[WHAT TO DO]: Your task is to output the listing word for word, with pictures excluded.

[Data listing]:
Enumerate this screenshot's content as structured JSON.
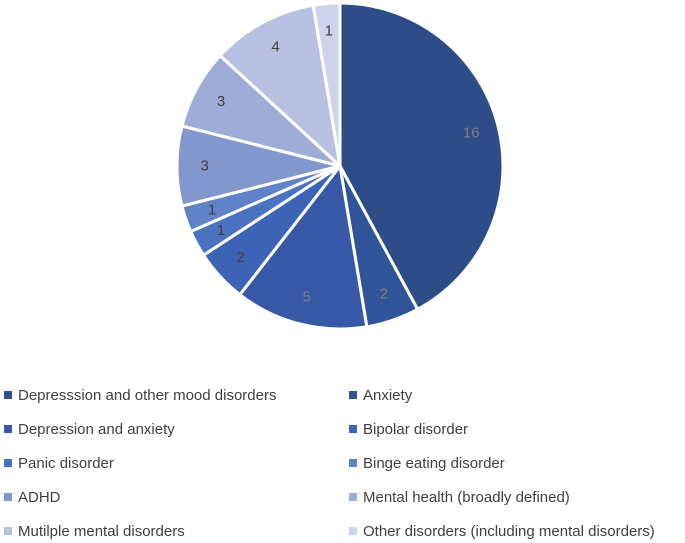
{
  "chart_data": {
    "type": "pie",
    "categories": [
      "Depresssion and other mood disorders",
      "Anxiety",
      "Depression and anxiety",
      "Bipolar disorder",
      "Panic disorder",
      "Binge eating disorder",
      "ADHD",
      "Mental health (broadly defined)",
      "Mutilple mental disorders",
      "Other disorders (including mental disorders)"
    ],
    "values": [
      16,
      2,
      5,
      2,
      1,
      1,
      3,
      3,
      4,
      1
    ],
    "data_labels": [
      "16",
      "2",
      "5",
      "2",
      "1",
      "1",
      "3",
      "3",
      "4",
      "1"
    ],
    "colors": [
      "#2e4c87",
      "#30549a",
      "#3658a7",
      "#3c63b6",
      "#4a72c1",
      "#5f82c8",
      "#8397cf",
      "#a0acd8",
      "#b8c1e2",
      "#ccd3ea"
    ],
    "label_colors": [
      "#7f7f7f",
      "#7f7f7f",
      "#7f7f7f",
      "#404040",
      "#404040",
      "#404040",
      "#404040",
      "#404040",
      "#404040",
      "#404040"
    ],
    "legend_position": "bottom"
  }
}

[THE RESULT]:
Enumerate this screenshot's content as structured JSON.
{
  "chart_data": {
    "type": "pie",
    "categories": [
      "Depresssion and other mood disorders",
      "Anxiety",
      "Depression and anxiety",
      "Bipolar disorder",
      "Panic disorder",
      "Binge eating disorder",
      "ADHD",
      "Mental health (broadly defined)",
      "Mutilple mental disorders",
      "Other disorders (including mental disorders)"
    ],
    "values": [
      16,
      2,
      5,
      2,
      1,
      1,
      3,
      3,
      4,
      1
    ],
    "data_labels": [
      "16",
      "2",
      "5",
      "2",
      "1",
      "1",
      "3",
      "3",
      "4",
      "1"
    ],
    "colors": [
      "#2e4c87",
      "#30549a",
      "#3658a7",
      "#3c63b6",
      "#4a72c1",
      "#5f82c8",
      "#8397cf",
      "#a0acd8",
      "#b8c1e2",
      "#ccd3ea"
    ],
    "label_colors": [
      "#7f7f7f",
      "#7f7f7f",
      "#7f7f7f",
      "#404040",
      "#404040",
      "#404040",
      "#404040",
      "#404040",
      "#404040",
      "#404040"
    ],
    "legend_position": "bottom"
  }
}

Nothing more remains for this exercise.